**Written task:**
From the records below, extract all the text exactly and leave the images behind.

**Figure data in JSON:**
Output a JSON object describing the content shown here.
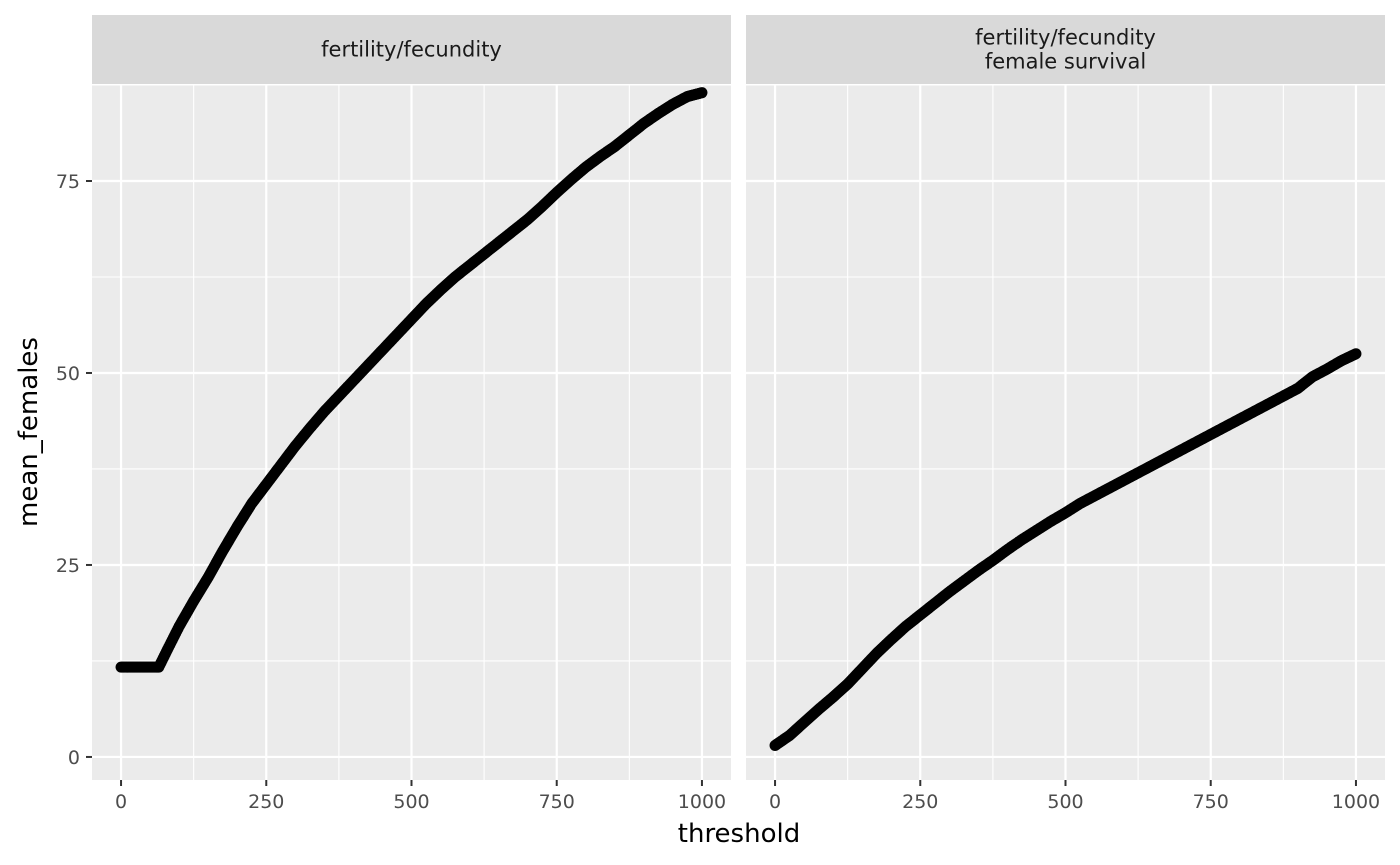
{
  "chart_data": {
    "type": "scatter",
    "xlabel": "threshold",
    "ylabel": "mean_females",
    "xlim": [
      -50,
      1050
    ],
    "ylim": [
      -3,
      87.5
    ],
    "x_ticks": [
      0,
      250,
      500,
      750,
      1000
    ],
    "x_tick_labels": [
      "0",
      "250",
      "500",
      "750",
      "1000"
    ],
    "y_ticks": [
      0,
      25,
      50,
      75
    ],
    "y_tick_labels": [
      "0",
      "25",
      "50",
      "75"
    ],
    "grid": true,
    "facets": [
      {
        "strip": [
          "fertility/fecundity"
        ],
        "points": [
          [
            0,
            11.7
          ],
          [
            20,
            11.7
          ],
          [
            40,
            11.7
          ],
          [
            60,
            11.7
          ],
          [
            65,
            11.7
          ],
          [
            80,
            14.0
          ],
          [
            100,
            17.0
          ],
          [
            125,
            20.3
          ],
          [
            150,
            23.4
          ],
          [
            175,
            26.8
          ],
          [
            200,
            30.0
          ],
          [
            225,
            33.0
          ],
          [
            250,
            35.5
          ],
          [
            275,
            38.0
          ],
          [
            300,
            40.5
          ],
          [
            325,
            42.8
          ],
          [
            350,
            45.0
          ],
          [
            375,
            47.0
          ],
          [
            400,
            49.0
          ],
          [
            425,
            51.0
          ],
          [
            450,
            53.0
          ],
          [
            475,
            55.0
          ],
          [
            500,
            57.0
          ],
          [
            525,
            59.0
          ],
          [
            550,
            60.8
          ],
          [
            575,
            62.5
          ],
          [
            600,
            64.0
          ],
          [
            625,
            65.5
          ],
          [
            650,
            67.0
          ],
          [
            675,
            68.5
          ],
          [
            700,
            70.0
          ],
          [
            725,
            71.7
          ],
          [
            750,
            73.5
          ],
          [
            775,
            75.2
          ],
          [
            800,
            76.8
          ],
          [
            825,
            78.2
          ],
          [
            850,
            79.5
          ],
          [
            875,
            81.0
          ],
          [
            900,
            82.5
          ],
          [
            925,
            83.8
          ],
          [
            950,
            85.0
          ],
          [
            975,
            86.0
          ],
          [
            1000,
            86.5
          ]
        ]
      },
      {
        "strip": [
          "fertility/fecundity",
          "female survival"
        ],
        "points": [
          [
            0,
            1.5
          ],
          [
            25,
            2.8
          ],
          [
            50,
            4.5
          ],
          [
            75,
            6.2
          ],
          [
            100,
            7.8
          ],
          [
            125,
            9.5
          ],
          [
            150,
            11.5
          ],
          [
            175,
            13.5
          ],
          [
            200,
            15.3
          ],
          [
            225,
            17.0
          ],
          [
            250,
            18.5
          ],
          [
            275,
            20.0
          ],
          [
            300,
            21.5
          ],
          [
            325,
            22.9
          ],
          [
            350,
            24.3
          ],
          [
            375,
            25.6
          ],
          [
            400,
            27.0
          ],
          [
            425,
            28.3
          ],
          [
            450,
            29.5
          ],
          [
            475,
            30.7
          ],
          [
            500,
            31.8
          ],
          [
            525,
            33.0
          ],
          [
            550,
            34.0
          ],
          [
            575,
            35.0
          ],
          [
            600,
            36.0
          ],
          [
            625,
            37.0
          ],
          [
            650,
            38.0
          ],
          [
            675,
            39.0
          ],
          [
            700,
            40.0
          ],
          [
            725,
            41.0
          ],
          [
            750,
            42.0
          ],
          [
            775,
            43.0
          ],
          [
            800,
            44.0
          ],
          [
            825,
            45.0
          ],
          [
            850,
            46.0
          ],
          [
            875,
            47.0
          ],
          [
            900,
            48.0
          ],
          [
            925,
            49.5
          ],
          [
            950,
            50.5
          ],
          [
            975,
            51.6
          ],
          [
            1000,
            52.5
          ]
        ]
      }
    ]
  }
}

**Reply:**
Output a JSON object describing the content shown here.
{
  "chart_data": {
    "type": "scatter",
    "xlabel": "threshold",
    "ylabel": "mean_females",
    "xlim": [
      -50,
      1050
    ],
    "ylim": [
      -3,
      87.5
    ],
    "x_ticks": [
      0,
      250,
      500,
      750,
      1000
    ],
    "x_tick_labels": [
      "0",
      "250",
      "500",
      "750",
      "1000"
    ],
    "y_ticks": [
      0,
      25,
      50,
      75
    ],
    "y_tick_labels": [
      "0",
      "25",
      "50",
      "75"
    ],
    "grid": true,
    "facets": [
      {
        "strip": [
          "fertility/fecundity"
        ],
        "points": [
          [
            0,
            11.7
          ],
          [
            20,
            11.7
          ],
          [
            40,
            11.7
          ],
          [
            60,
            11.7
          ],
          [
            65,
            11.7
          ],
          [
            80,
            14.0
          ],
          [
            100,
            17.0
          ],
          [
            125,
            20.3
          ],
          [
            150,
            23.4
          ],
          [
            175,
            26.8
          ],
          [
            200,
            30.0
          ],
          [
            225,
            33.0
          ],
          [
            250,
            35.5
          ],
          [
            275,
            38.0
          ],
          [
            300,
            40.5
          ],
          [
            325,
            42.8
          ],
          [
            350,
            45.0
          ],
          [
            375,
            47.0
          ],
          [
            400,
            49.0
          ],
          [
            425,
            51.0
          ],
          [
            450,
            53.0
          ],
          [
            475,
            55.0
          ],
          [
            500,
            57.0
          ],
          [
            525,
            59.0
          ],
          [
            550,
            60.8
          ],
          [
            575,
            62.5
          ],
          [
            600,
            64.0
          ],
          [
            625,
            65.5
          ],
          [
            650,
            67.0
          ],
          [
            675,
            68.5
          ],
          [
            700,
            70.0
          ],
          [
            725,
            71.7
          ],
          [
            750,
            73.5
          ],
          [
            775,
            75.2
          ],
          [
            800,
            76.8
          ],
          [
            825,
            78.2
          ],
          [
            850,
            79.5
          ],
          [
            875,
            81.0
          ],
          [
            900,
            82.5
          ],
          [
            925,
            83.8
          ],
          [
            950,
            85.0
          ],
          [
            975,
            86.0
          ],
          [
            1000,
            86.5
          ]
        ]
      },
      {
        "strip": [
          "fertility/fecundity",
          "female survival"
        ],
        "points": [
          [
            0,
            1.5
          ],
          [
            25,
            2.8
          ],
          [
            50,
            4.5
          ],
          [
            75,
            6.2
          ],
          [
            100,
            7.8
          ],
          [
            125,
            9.5
          ],
          [
            150,
            11.5
          ],
          [
            175,
            13.5
          ],
          [
            200,
            15.3
          ],
          [
            225,
            17.0
          ],
          [
            250,
            18.5
          ],
          [
            275,
            20.0
          ],
          [
            300,
            21.5
          ],
          [
            325,
            22.9
          ],
          [
            350,
            24.3
          ],
          [
            375,
            25.6
          ],
          [
            400,
            27.0
          ],
          [
            425,
            28.3
          ],
          [
            450,
            29.5
          ],
          [
            475,
            30.7
          ],
          [
            500,
            31.8
          ],
          [
            525,
            33.0
          ],
          [
            550,
            34.0
          ],
          [
            575,
            35.0
          ],
          [
            600,
            36.0
          ],
          [
            625,
            37.0
          ],
          [
            650,
            38.0
          ],
          [
            675,
            39.0
          ],
          [
            700,
            40.0
          ],
          [
            725,
            41.0
          ],
          [
            750,
            42.0
          ],
          [
            775,
            43.0
          ],
          [
            800,
            44.0
          ],
          [
            825,
            45.0
          ],
          [
            850,
            46.0
          ],
          [
            875,
            47.0
          ],
          [
            900,
            48.0
          ],
          [
            925,
            49.5
          ],
          [
            950,
            50.5
          ],
          [
            975,
            51.6
          ],
          [
            1000,
            52.5
          ]
        ]
      }
    ]
  }
}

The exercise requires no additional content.